EXERCISE OBJECTIVE - Pull out every line below holding the word "found".

* * *

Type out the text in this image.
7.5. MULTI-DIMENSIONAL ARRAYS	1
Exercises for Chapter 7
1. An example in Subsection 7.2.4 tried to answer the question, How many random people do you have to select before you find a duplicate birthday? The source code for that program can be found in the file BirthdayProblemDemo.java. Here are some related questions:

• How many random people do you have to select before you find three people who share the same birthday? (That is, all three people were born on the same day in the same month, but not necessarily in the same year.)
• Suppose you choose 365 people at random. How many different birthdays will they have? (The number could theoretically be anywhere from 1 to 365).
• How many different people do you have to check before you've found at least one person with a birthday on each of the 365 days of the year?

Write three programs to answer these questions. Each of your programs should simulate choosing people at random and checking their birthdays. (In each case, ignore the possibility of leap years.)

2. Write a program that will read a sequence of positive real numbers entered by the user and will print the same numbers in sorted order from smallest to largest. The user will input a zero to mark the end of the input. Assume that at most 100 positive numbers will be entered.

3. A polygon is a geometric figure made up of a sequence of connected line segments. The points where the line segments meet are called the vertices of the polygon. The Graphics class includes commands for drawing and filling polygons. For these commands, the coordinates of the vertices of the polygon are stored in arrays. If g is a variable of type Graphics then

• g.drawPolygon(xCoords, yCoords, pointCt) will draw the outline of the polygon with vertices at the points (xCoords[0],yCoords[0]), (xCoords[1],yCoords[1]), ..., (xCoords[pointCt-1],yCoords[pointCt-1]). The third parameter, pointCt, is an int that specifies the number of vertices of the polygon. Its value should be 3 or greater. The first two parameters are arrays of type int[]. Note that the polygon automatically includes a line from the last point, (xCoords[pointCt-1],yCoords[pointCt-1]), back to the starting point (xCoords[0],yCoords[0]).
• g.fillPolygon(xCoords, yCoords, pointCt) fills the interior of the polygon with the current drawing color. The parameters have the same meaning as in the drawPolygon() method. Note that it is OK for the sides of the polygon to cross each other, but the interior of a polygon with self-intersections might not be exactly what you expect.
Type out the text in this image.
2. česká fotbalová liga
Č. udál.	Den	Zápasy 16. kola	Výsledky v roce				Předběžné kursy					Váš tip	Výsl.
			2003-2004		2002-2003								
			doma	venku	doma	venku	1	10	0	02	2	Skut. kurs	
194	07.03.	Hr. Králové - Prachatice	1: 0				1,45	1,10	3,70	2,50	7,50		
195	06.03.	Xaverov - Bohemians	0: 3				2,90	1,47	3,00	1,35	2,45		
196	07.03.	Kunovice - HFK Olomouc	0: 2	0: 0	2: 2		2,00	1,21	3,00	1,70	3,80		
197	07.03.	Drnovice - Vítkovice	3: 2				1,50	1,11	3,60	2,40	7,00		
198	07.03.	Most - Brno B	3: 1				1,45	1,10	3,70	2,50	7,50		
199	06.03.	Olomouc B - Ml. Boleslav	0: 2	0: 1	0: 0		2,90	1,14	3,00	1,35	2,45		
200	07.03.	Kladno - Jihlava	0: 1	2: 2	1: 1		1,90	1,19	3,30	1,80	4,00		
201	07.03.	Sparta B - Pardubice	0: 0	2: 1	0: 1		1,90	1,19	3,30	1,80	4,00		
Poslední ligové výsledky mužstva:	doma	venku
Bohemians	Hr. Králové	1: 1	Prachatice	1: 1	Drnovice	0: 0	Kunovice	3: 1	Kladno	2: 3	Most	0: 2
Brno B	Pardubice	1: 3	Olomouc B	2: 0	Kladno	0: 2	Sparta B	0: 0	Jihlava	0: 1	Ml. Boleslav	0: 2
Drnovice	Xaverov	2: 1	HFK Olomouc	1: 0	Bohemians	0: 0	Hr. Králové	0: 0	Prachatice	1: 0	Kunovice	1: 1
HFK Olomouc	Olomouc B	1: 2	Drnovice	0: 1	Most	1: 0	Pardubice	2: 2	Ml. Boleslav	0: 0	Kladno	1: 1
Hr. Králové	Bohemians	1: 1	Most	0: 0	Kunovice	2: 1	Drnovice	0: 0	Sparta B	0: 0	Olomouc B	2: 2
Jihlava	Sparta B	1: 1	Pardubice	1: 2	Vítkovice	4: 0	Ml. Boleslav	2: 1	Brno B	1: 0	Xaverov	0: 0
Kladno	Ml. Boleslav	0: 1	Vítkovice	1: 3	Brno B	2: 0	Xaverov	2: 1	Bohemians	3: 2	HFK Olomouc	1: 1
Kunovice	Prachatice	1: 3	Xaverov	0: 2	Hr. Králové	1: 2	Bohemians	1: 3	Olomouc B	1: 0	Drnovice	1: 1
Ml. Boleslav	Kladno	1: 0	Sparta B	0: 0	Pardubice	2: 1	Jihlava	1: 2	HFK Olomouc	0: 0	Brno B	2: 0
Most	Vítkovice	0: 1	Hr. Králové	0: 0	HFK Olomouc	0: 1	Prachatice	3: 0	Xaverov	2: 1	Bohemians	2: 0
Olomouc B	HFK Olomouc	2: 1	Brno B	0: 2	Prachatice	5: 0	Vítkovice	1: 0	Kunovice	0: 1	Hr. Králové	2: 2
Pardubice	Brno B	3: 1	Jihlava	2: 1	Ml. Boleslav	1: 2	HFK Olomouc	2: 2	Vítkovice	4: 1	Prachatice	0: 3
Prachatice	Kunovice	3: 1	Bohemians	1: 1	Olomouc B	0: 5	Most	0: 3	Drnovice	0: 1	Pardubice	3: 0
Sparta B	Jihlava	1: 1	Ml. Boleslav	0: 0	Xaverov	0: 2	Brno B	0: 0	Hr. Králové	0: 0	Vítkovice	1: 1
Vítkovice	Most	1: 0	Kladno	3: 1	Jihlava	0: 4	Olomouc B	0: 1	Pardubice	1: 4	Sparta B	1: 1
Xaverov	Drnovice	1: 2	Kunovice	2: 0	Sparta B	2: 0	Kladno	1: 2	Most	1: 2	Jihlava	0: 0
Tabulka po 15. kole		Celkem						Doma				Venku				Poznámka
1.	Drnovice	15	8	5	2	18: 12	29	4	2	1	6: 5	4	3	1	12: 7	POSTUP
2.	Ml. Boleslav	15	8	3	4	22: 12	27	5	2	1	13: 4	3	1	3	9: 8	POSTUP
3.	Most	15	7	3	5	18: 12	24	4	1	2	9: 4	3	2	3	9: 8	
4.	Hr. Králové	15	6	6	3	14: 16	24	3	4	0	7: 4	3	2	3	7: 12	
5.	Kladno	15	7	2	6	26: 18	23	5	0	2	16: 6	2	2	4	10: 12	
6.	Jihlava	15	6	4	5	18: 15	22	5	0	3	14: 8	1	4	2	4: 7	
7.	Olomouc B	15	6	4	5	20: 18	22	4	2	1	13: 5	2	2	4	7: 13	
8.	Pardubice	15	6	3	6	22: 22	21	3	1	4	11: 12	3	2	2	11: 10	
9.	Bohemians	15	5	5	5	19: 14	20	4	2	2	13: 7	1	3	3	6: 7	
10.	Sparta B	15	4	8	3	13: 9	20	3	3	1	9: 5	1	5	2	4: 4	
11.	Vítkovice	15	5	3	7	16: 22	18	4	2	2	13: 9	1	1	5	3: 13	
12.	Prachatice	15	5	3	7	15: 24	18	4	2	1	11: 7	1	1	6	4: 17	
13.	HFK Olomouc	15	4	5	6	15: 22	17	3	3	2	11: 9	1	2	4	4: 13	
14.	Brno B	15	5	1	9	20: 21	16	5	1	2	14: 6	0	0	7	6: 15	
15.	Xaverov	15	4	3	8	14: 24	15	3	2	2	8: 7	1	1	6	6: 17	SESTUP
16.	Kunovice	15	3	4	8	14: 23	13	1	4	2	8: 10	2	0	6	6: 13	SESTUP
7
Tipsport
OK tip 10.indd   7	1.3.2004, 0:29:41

* * *

FULL SOLUTION -
1. An example in Subsection 7.2.4 tried to answer the question, How many random people do you have to select before you find a duplicate birthday? The source code for that program can be found in the file BirthdayProblemDemo.java. Here are some related questions:
• How many different people do you have to check before you've found at least one person with a birthday on each of the 365 days of the year?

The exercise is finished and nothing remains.